**The task:** Copy the records between the line containing "signal-icon [226,39,235,47]" and the line containing "char-counter: 1 200 [46,186,252,194]", inclusive, reproducing each line exactly.

**Provided material:**

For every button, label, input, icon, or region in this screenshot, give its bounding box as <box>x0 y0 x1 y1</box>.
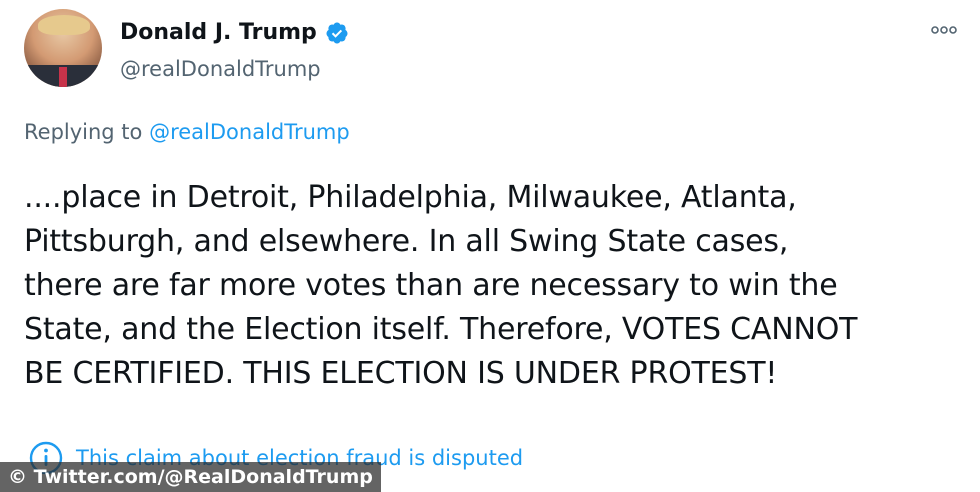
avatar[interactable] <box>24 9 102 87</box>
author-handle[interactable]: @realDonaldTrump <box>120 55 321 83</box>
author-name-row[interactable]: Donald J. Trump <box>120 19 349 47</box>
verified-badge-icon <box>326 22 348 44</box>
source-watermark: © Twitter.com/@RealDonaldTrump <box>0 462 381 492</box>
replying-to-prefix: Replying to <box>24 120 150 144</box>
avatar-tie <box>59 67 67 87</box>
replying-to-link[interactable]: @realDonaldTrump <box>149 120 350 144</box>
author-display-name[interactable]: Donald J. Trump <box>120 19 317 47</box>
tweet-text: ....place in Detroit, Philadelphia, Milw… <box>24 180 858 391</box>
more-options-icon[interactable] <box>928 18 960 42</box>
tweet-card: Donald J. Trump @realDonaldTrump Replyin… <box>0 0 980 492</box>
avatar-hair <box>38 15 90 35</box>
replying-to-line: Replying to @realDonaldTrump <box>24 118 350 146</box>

...

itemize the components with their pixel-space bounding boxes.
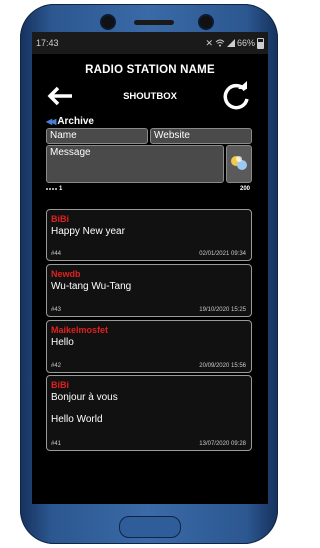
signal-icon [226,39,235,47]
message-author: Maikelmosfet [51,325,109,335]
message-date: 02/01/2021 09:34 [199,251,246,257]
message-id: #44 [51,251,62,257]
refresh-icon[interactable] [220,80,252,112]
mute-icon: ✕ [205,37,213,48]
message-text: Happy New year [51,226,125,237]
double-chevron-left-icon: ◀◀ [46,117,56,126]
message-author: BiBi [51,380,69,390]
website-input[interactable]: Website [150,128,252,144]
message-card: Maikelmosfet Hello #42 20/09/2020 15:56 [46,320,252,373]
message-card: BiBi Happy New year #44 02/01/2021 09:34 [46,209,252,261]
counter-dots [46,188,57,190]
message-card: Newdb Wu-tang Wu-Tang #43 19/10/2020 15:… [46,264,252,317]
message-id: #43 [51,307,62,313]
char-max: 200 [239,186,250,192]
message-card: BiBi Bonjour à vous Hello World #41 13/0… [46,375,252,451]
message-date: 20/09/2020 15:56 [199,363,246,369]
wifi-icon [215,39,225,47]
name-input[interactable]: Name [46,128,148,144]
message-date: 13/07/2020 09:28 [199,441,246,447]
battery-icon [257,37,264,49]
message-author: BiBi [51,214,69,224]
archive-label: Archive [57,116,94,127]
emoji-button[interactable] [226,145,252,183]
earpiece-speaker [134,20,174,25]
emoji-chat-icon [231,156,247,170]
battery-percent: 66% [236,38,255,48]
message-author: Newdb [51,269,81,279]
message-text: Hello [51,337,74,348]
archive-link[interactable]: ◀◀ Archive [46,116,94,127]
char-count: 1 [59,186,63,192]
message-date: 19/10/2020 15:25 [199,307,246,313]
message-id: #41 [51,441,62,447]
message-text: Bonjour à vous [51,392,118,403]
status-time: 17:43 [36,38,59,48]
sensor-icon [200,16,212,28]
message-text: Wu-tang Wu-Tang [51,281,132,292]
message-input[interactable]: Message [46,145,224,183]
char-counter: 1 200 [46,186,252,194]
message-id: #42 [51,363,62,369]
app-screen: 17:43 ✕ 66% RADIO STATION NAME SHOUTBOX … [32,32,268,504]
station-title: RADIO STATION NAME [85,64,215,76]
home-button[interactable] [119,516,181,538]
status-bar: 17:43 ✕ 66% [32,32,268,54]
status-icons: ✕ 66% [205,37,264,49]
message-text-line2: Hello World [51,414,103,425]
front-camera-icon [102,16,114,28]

**Result:**
signal-icon [226,39,235,47]
message-author: Maikelmosfet [51,325,109,335]
message-date: 02/01/2021 09:34 [199,251,246,257]
message-id: #44 [51,251,62,257]
refresh-icon[interactable] [220,80,252,112]
mute-icon: ✕ [205,37,213,48]
message-text: Happy New year [51,226,125,237]
double-chevron-left-icon: ◀◀ [46,117,56,126]
message-author: BiBi [51,380,69,390]
website-input[interactable]: Website [150,128,252,144]
message-card: Maikelmosfet Hello #42 20/09/2020 15:56 [46,320,252,373]
message-card: BiBi Happy New year #44 02/01/2021 09:34 [46,209,252,261]
counter-dots [46,188,57,190]
message-card: Newdb Wu-tang Wu-Tang #43 19/10/2020 15:… [46,264,252,317]
message-id: #43 [51,307,62,313]
char-max: 200 [239,186,250,192]
message-card: BiBi Bonjour à vous Hello World #41 13/0… [46,375,252,451]
message-date: 20/09/2020 15:56 [199,363,246,369]
wifi-icon [215,39,225,47]
name-input[interactable]: Name [46,128,148,144]
message-date: 13/07/2020 09:28 [199,441,246,447]
battery-icon [257,37,264,49]
message-author: BiBi [51,214,69,224]
archive-label: Archive [57,116,94,127]
emoji-button[interactable] [226,145,252,183]
earpiece-speaker [134,20,174,25]
emoji-chat-icon [231,156,247,170]
battery-percent: 66% [236,38,255,48]
message-author: Newdb [51,269,81,279]
message-text: Hello [51,337,74,348]
archive-link[interactable]: ◀◀ Archive [46,116,94,127]
char-count: 1 [59,186,63,192]
message-date: 19/10/2020 15:25 [199,307,246,313]
message-id: #41 [51,441,62,447]
message-text: Bonjour à vous [51,392,118,403]
status-time: 17:43 [36,38,59,48]
sensor-icon [200,16,212,28]
message-text: Wu-tang Wu-Tang [51,281,132,292]
message-input[interactable]: Message [46,145,224,183]
char-counter: 1 200 [46,186,252,194]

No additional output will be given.